* **Short problem**
Copy out each line that has "подходим" in it.
## START Record excerpts
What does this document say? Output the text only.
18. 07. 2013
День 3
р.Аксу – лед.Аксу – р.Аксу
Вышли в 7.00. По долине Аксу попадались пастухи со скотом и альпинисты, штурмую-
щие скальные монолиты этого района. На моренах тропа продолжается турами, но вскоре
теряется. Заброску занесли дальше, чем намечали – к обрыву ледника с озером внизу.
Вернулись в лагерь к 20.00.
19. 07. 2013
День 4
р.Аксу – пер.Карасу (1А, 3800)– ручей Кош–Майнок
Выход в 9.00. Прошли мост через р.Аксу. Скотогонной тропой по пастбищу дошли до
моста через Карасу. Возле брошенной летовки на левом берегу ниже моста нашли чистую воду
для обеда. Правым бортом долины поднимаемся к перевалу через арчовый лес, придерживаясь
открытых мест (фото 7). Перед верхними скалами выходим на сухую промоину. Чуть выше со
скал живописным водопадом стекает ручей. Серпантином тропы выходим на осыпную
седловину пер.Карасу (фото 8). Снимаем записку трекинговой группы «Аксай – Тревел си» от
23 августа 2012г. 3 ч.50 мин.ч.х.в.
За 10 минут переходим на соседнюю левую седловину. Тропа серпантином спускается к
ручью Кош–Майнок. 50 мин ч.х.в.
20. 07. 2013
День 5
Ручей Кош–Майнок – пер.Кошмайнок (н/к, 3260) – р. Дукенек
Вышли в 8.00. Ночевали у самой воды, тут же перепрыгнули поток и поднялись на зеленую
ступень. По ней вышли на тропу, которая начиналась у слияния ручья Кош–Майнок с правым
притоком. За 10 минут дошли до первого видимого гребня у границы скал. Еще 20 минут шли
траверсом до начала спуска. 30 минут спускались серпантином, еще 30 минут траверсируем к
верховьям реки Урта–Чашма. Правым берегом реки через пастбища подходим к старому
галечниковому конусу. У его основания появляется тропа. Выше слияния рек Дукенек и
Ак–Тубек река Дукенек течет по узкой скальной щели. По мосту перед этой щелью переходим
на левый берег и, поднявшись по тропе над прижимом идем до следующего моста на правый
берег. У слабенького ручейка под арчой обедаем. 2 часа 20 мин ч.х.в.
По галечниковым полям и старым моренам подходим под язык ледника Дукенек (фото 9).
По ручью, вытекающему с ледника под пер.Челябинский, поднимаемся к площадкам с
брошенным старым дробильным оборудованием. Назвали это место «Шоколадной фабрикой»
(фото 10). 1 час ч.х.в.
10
## END Record excerpts
* **Task output**
верховьям реки Урта–Чашма. Правым берегом реки через пастбища подходим к старому
По галечниковым полям и старым моренам подходим под язык ледника Дукенек (фото 9).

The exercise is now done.